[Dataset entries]

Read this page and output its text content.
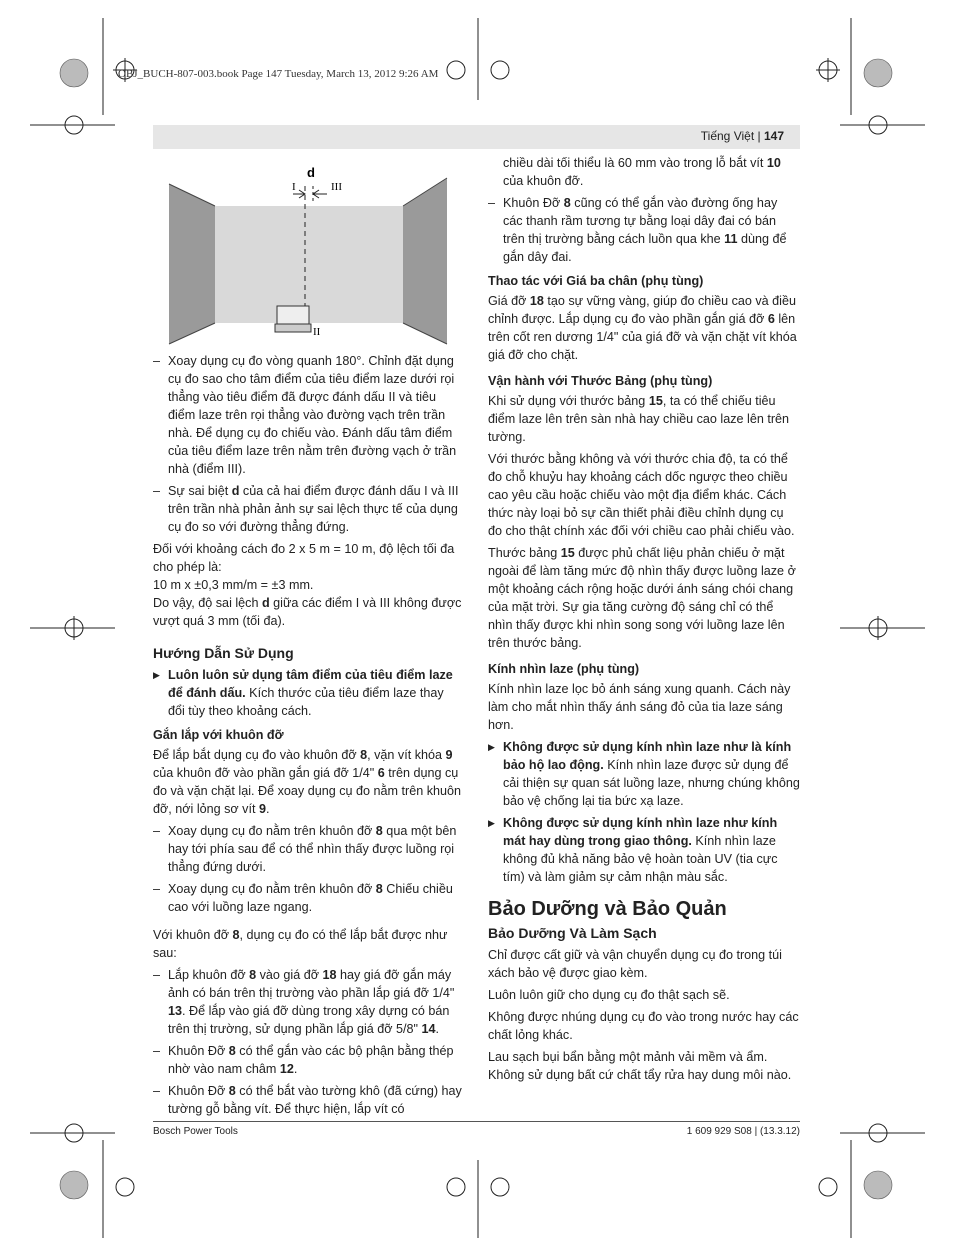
OBJ_BUCH-807-003.book Page 147 Tuesday, March 13, 2012 9:26 AM
Tiếng Việt | 147
d
I	III
II

– Xoay dụng cụ đo vòng quanh 180°. Chỉnh đặt dụng cụ đo sao cho tâm điểm của tiêu điểm laze dưới rọi thẳng vào tiêu điểm đã được đánh dấu II và tiêu điểm laze trên rọi thẳng vào đường vạch trên trần nhà. Để dụng cụ đo chiếu vào. Đánh dấu tâm điểm của tiêu điểm laze trên nằm trên đường vạch ở trần nhà (điểm III).

– Sự sai biệt d của cả hai điểm được đánh dấu I và III trên trần nhà phản ảnh sự sai lệch thực tế của dụng cụ đo so với đường thẳng đứng.

Đối với khoảng cách đo 2 x 5 m = 10 m, độ lệch tối đa cho phép là:

10 m x ±0,3 mm/m = ±3 mm.

Do vậy, độ sai lệch d giữa các điểm I và III không được vượt quá 3 mm (tối đa).

Hướng Dẫn Sử Dụng

▶ Luôn luôn sử dụng tâm điểm của tiêu điểm laze để đánh dấu. Kích thước của tiêu điểm laze thay đổi tùy theo khoảng cách.

Gắn lắp với khuôn đỡ

Để lắp bắt dụng cụ đo vào khuôn đỡ 8, vặn vít khóa 9 của khuôn đỡ vào phần gắn giá đỡ 1/4" 6 trên dụng cụ đo và vặn chặt lại. Để xoay dụng cụ đo nằm trên khuôn đỡ, nới lỏng sơ vít 9.

– Xoay dụng cụ đo nằm trên khuôn đỡ 8 qua một bên hay tới phía sau để có thể nhìn thấy được luồng rọi thẳng đứng dưới.

– Xoay dụng cụ đo nằm trên khuôn đỡ 8 Chiếu chiều cao với luồng laze ngang.

Với khuôn đỡ 8, dụng cụ đo có thể lắp bắt được như sau:

– Lắp khuôn đỡ 8 vào giá đỡ 18 hay giá đỡ gắn máy ảnh có bán trên thị trường vào phần lắp giá đỡ 1/4" 13. Để lắp vào giá đỡ dùng trong xây dựng có bán trên thị trường, sử dụng phần lắp giá đỡ 5/8" 14.

– Khuôn Đỡ 8 có thể gắn vào các bộ phận bằng thép nhờ vào nam châm 12.

– Khuôn Đỡ 8 có thể bắt vào tường khô (đã cứng) hay tường gỗ bằng vít. Để thực hiện, lắp vít có

chiều dài tối thiểu là 60 mm vào trong lỗ bắt vít 10 của khuôn đỡ.

– Khuôn Đỡ 8 cũng có thể gắn vào đường ống hay các thanh rầm tương tự bằng loại dây đai có bán trên thị trường bằng cách luồn qua khe 11 dùng để gắn dây đai.

Thao tác với Giá ba chân (phụ tùng)

Giá đỡ 18 tạo sự vững vàng, giúp đo chiều cao và điều chỉnh được. Lắp dụng cụ đo vào phần gắn giá đỡ 6 lên trên cốt ren dương 1/4" của giá đỡ và vặn chặt vít khóa giá đỡ cho chặt.

Vận hành với Thước Bảng (phụ tùng)

Khi sử dụng với thước bảng 15, ta có thể chiếu tiêu điểm laze lên trên sàn nhà hay chiều cao laze lên trên tường.

Với thước bằng không và với thước chia độ, ta có thể đo chỗ khuỷu hay khoảng cách dốc ngược theo chiều cao yêu cầu hoặc chiếu vào một địa điểm khác. Cách thức này loại bỏ sự cần thiết phải điều chỉnh dụng cụ đo cho thật chính xác đối với chiều cao phải chiếu vào.

Thước bảng 15 được phủ chất liệu phản chiếu ở mặt ngoài để làm tăng mức độ nhìn thấy được luồng laze ở một khoảng cách rộng hoặc dưới ánh sáng chói chang của mặt trời. Sự gia tăng cường độ sáng chỉ có thể nhìn thấy được khi nhìn song song với luồng laze lên trên thước bảng.

Kính nhìn laze (phụ tùng)

Kính nhìn laze lọc bỏ ánh sáng xung quanh. Cách này làm cho mắt nhìn thấy ánh sáng đỏ của tia laze sáng hơn.

▶ Không được sử dụng kính nhìn laze như là kính bảo hộ lao động. Kính nhìn laze được sử dụng để cải thiện sự quan sát luồng laze, nhưng chúng không bảo vệ chống lại tia bức xạ laze.

▶ Không được sử dụng kính nhìn laze như kính mát hay dùng trong giao thông. Kính nhìn laze không đủ khả năng bảo vệ hoàn toàn UV (tia cực tím) và làm giảm sự cảm nhận màu sắc.

Bảo Dưỡng và Bảo Quản
Bảo Dưỡng Và Làm Sạch

Chỉ được cất giữ và vận chuyển dụng cụ đo trong túi xách bảo vệ được giao kèm.

Luôn luôn giữ cho dụng cụ đo thật sạch sẽ.

Không được nhúng dụng cụ đo vào trong nước hay các chất lỏng khác.

Lau sạch bụi bẩn bằng một mảnh vải mềm và ẩm. Không sử dụng bất cứ chất tẩy rửa hay dung môi nào.

Bosch Power Tools	1 609 929 S08 | (13.3.12)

### WHAT YOU HAVE TO DO
Filter out every line that lacks the word "luôn", and copy the rest.

### ANSWER TO THIS EXERCISE
▶ Luôn luôn sử dụng tâm điểm của tiêu điểm laze để đánh dấu. Kích thước của tiêu điểm laze thay đổi tùy theo khoảng cách.
Luôn luôn giữ cho dụng cụ đo thật sạch sẽ.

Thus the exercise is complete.